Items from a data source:
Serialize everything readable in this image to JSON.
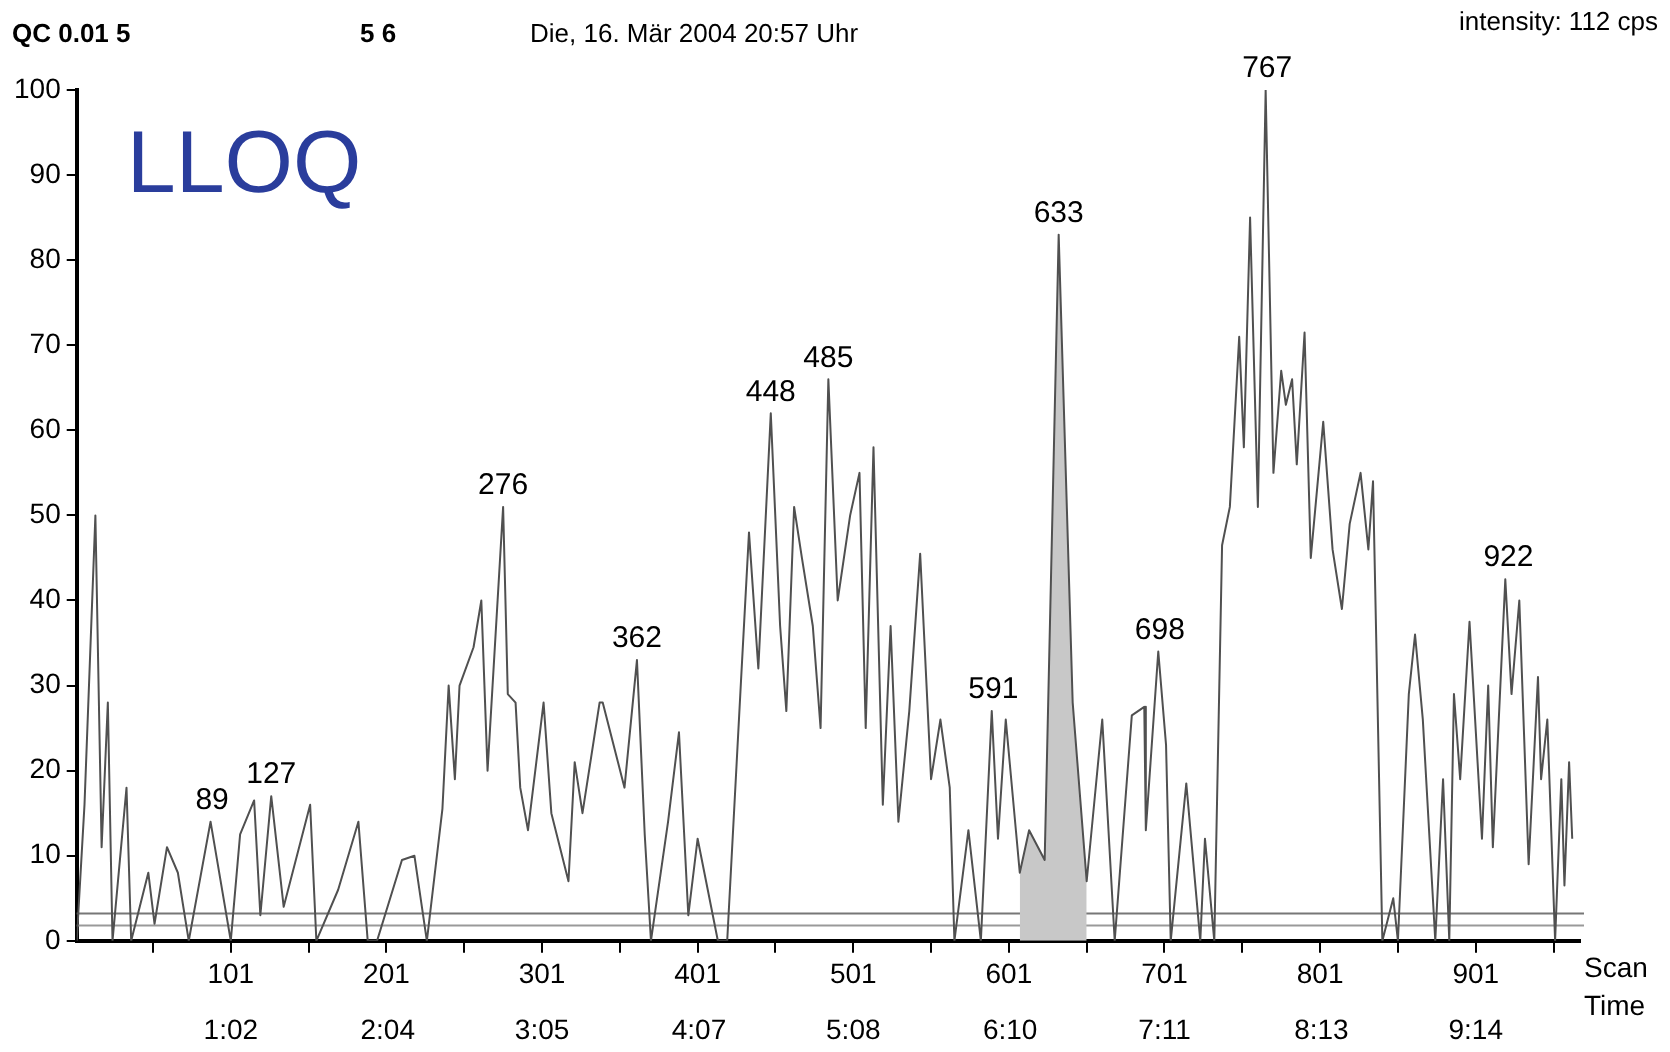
{
  "chart_data": {
    "type": "line",
    "title": "LLOQ",
    "xlabel": "Scan",
    "x2label": "Time",
    "annotations": [
      "QC 0.01 5",
      "5 6",
      "Die, 16. Mär 2004 20:57 Uhr",
      "intensity: 112 cps",
      {
        "text": "89",
        "x": 89,
        "y": 14
      },
      {
        "text": "127",
        "x": 127,
        "y": 17
      },
      {
        "text": "276",
        "x": 276,
        "y": 51
      },
      {
        "text": "362",
        "x": 362,
        "y": 33
      },
      {
        "text": "448",
        "x": 448,
        "y": 62
      },
      {
        "text": "485",
        "x": 485,
        "y": 66
      },
      {
        "text": "591",
        "x": 591,
        "y": 27
      },
      {
        "text": "633",
        "x": 633,
        "y": 83
      },
      {
        "text": "698",
        "x": 698,
        "y": 34
      },
      {
        "text": "767",
        "x": 767,
        "y": 100
      },
      {
        "text": "922",
        "x": 922,
        "y": 42.5
      }
    ],
    "series": [
      {
        "type": "line",
        "color": "#505050",
        "x": [
          2,
          7,
          14,
          18,
          22,
          25,
          34,
          37,
          48,
          52,
          60,
          67,
          74,
          88,
          101,
          107,
          116,
          120,
          127,
          135,
          152,
          156,
          170,
          183,
          189,
          195,
          211,
          219,
          227,
          237,
          241,
          245,
          248,
          257,
          262,
          266,
          276,
          279,
          284,
          287,
          292,
          302,
          307,
          318,
          322,
          327,
          338,
          340,
          354,
          362,
          367,
          371,
          382,
          389,
          395,
          401,
          414,
          420,
          429,
          434,
          440,
          448,
          454,
          458,
          463,
          468,
          475,
          480,
          485,
          491,
          499,
          505,
          509,
          514,
          520,
          525,
          530,
          537,
          544,
          551,
          557,
          563,
          566,
          575,
          583,
          590,
          594,
          599,
          608,
          614,
          624,
          633,
          642,
          651,
          661,
          669,
          680,
          688,
          689,
          697,
          702,
          705,
          715,
          724,
          727,
          733,
          738,
          743,
          749,
          752,
          756,
          761,
          766,
          771,
          776,
          779,
          783,
          786,
          791,
          795,
          803,
          809,
          815,
          820,
          827,
          832,
          835,
          841,
          848,
          851,
          858,
          862,
          867,
          875,
          880,
          884,
          887,
          891,
          897,
          905,
          909,
          912,
          920,
          924,
          929,
          935,
          941,
          943,
          947,
          952,
          956,
          958,
          961,
          963
        ],
        "values": [
          0,
          16,
          50,
          11,
          28,
          0,
          18,
          0,
          8,
          2,
          11,
          8,
          0,
          14,
          0,
          12.5,
          16.5,
          3,
          17,
          4,
          16,
          0,
          6,
          14,
          0,
          0,
          9.5,
          10,
          0,
          15.5,
          30,
          19,
          30,
          34.5,
          40,
          20,
          51,
          29,
          28,
          18,
          13,
          28,
          15,
          7,
          21,
          15,
          28,
          28,
          18,
          33,
          12.5,
          0,
          14,
          24.5,
          3,
          12,
          0,
          0,
          31,
          48,
          32,
          62,
          37,
          27,
          51,
          45,
          37,
          25,
          66,
          40,
          50,
          55,
          25,
          58,
          16,
          37,
          14,
          27,
          45.5,
          19,
          26,
          18,
          0,
          13,
          0,
          27,
          12,
          26,
          8,
          13,
          9.5,
          83,
          28,
          7,
          26,
          0,
          26.5,
          27.5,
          13,
          34,
          23,
          0,
          18.5,
          0,
          12,
          0,
          46.5,
          51,
          71,
          58,
          85,
          51,
          100,
          55,
          67,
          63,
          66,
          56,
          71.5,
          45,
          61,
          46,
          39,
          49,
          55,
          46,
          54,
          0,
          5,
          0,
          29,
          36,
          26,
          0,
          19,
          0,
          29,
          19,
          37.5,
          12,
          30,
          11,
          42.5,
          29,
          40,
          9,
          31,
          19,
          26,
          0,
          19,
          6.5,
          21,
          12
        ]
      },
      {
        "type": "area",
        "color": "#c8c8c8",
        "x": [
          608,
          614,
          624,
          633,
          642,
          651
        ],
        "values": [
          8,
          13,
          9.5,
          83,
          28,
          7
        ]
      }
    ],
    "xlim": [
      2,
      968
    ],
    "xticks": [
      {
        "value": 51,
        "label": null
      },
      101,
      {
        "value": 151,
        "label": null
      },
      201,
      {
        "value": 251,
        "label": null
      },
      301,
      {
        "value": 351,
        "label": null
      },
      401,
      {
        "value": 451,
        "label": null
      },
      501,
      {
        "value": 551,
        "label": null
      },
      601,
      {
        "value": 651,
        "label": null
      },
      701,
      {
        "value": 751,
        "label": null
      },
      801,
      {
        "value": 851,
        "label": null
      },
      901,
      {
        "value": 951,
        "label": null
      }
    ],
    "x2lim": [
      0.018,
      9.92
    ],
    "x2ticks": [
      {
        "value": 1.0333,
        "label": "1:02"
      },
      {
        "value": 2.0667,
        "label": "2:04"
      },
      {
        "value": 3.0833,
        "label": "3:05"
      },
      {
        "value": 4.1167,
        "label": "4:07"
      },
      {
        "value": 5.1333,
        "label": "5:08"
      },
      {
        "value": 6.1667,
        "label": "6:10"
      },
      {
        "value": 7.1833,
        "label": "7:11"
      },
      {
        "value": 8.2167,
        "label": "8:13"
      },
      {
        "value": 9.2333,
        "label": "9:14"
      }
    ],
    "ylim": [
      0,
      100
    ],
    "yticks": [
      0,
      10,
      20,
      30,
      40,
      50,
      60,
      70,
      80,
      90,
      100
    ],
    "ref_lines": [
      {
        "axis": "y",
        "value": 1.8,
        "color": "#999999"
      },
      {
        "axis": "y",
        "value": 3.2,
        "color": "#777777"
      }
    ],
    "grid": false,
    "legend": false,
    "marker": "none",
    "line_style": "solid"
  }
}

What the exercise asks:
Omitting all images, retype each line of the records precisely.

Expected output:
Serialize everything readable in this image to JSON.
{
  "chart_data": {
    "type": "line",
    "title": "LLOQ",
    "xlabel": "Scan",
    "x2label": "Time",
    "annotations": [
      "QC 0.01 5",
      "5 6",
      "Die, 16. Mär 2004 20:57 Uhr",
      "intensity: 112 cps",
      {
        "text": "89",
        "x": 89,
        "y": 14
      },
      {
        "text": "127",
        "x": 127,
        "y": 17
      },
      {
        "text": "276",
        "x": 276,
        "y": 51
      },
      {
        "text": "362",
        "x": 362,
        "y": 33
      },
      {
        "text": "448",
        "x": 448,
        "y": 62
      },
      {
        "text": "485",
        "x": 485,
        "y": 66
      },
      {
        "text": "591",
        "x": 591,
        "y": 27
      },
      {
        "text": "633",
        "x": 633,
        "y": 83
      },
      {
        "text": "698",
        "x": 698,
        "y": 34
      },
      {
        "text": "767",
        "x": 767,
        "y": 100
      },
      {
        "text": "922",
        "x": 922,
        "y": 42.5
      }
    ],
    "series": [
      {
        "type": "line",
        "color": "#505050",
        "x": [
          2,
          7,
          14,
          18,
          22,
          25,
          34,
          37,
          48,
          52,
          60,
          67,
          74,
          88,
          101,
          107,
          116,
          120,
          127,
          135,
          152,
          156,
          170,
          183,
          189,
          195,
          211,
          219,
          227,
          237,
          241,
          245,
          248,
          257,
          262,
          266,
          276,
          279,
          284,
          287,
          292,
          302,
          307,
          318,
          322,
          327,
          338,
          340,
          354,
          362,
          367,
          371,
          382,
          389,
          395,
          401,
          414,
          420,
          429,
          434,
          440,
          448,
          454,
          458,
          463,
          468,
          475,
          480,
          485,
          491,
          499,
          505,
          509,
          514,
          520,
          525,
          530,
          537,
          544,
          551,
          557,
          563,
          566,
          575,
          583,
          590,
          594,
          599,
          608,
          614,
          624,
          633,
          642,
          651,
          661,
          669,
          680,
          688,
          689,
          697,
          702,
          705,
          715,
          724,
          727,
          733,
          738,
          743,
          749,
          752,
          756,
          761,
          766,
          771,
          776,
          779,
          783,
          786,
          791,
          795,
          803,
          809,
          815,
          820,
          827,
          832,
          835,
          841,
          848,
          851,
          858,
          862,
          867,
          875,
          880,
          884,
          887,
          891,
          897,
          905,
          909,
          912,
          920,
          924,
          929,
          935,
          941,
          943,
          947,
          952,
          956,
          958,
          961,
          963
        ],
        "values": [
          0,
          16,
          50,
          11,
          28,
          0,
          18,
          0,
          8,
          2,
          11,
          8,
          0,
          14,
          0,
          12.5,
          16.5,
          3,
          17,
          4,
          16,
          0,
          6,
          14,
          0,
          0,
          9.5,
          10,
          0,
          15.5,
          30,
          19,
          30,
          34.5,
          40,
          20,
          51,
          29,
          28,
          18,
          13,
          28,
          15,
          7,
          21,
          15,
          28,
          28,
          18,
          33,
          12.5,
          0,
          14,
          24.5,
          3,
          12,
          0,
          0,
          31,
          48,
          32,
          62,
          37,
          27,
          51,
          45,
          37,
          25,
          66,
          40,
          50,
          55,
          25,
          58,
          16,
          37,
          14,
          27,
          45.5,
          19,
          26,
          18,
          0,
          13,
          0,
          27,
          12,
          26,
          8,
          13,
          9.5,
          83,
          28,
          7,
          26,
          0,
          26.5,
          27.5,
          13,
          34,
          23,
          0,
          18.5,
          0,
          12,
          0,
          46.5,
          51,
          71,
          58,
          85,
          51,
          100,
          55,
          67,
          63,
          66,
          56,
          71.5,
          45,
          61,
          46,
          39,
          49,
          55,
          46,
          54,
          0,
          5,
          0,
          29,
          36,
          26,
          0,
          19,
          0,
          29,
          19,
          37.5,
          12,
          30,
          11,
          42.5,
          29,
          40,
          9,
          31,
          19,
          26,
          0,
          19,
          6.5,
          21,
          12
        ]
      },
      {
        "type": "area",
        "color": "#c8c8c8",
        "x": [
          608,
          614,
          624,
          633,
          642,
          651
        ],
        "values": [
          8,
          13,
          9.5,
          83,
          28,
          7
        ]
      }
    ],
    "xlim": [
      2,
      968
    ],
    "xticks": [
      {
        "value": 51,
        "label": null
      },
      101,
      {
        "value": 151,
        "label": null
      },
      201,
      {
        "value": 251,
        "label": null
      },
      301,
      {
        "value": 351,
        "label": null
      },
      401,
      {
        "value": 451,
        "label": null
      },
      501,
      {
        "value": 551,
        "label": null
      },
      601,
      {
        "value": 651,
        "label": null
      },
      701,
      {
        "value": 751,
        "label": null
      },
      801,
      {
        "value": 851,
        "label": null
      },
      901,
      {
        "value": 951,
        "label": null
      }
    ],
    "x2lim": [
      0.018,
      9.92
    ],
    "x2ticks": [
      {
        "value": 1.0333,
        "label": "1:02"
      },
      {
        "value": 2.0667,
        "label": "2:04"
      },
      {
        "value": 3.0833,
        "label": "3:05"
      },
      {
        "value": 4.1167,
        "label": "4:07"
      },
      {
        "value": 5.1333,
        "label": "5:08"
      },
      {
        "value": 6.1667,
        "label": "6:10"
      },
      {
        "value": 7.1833,
        "label": "7:11"
      },
      {
        "value": 8.2167,
        "label": "8:13"
      },
      {
        "value": 9.2333,
        "label": "9:14"
      }
    ],
    "ylim": [
      0,
      100
    ],
    "yticks": [
      0,
      10,
      20,
      30,
      40,
      50,
      60,
      70,
      80,
      90,
      100
    ],
    "ref_lines": [
      {
        "axis": "y",
        "value": 1.8,
        "color": "#999999"
      },
      {
        "axis": "y",
        "value": 3.2,
        "color": "#777777"
      }
    ],
    "grid": false,
    "legend": false,
    "marker": "none",
    "line_style": "solid"
  }
}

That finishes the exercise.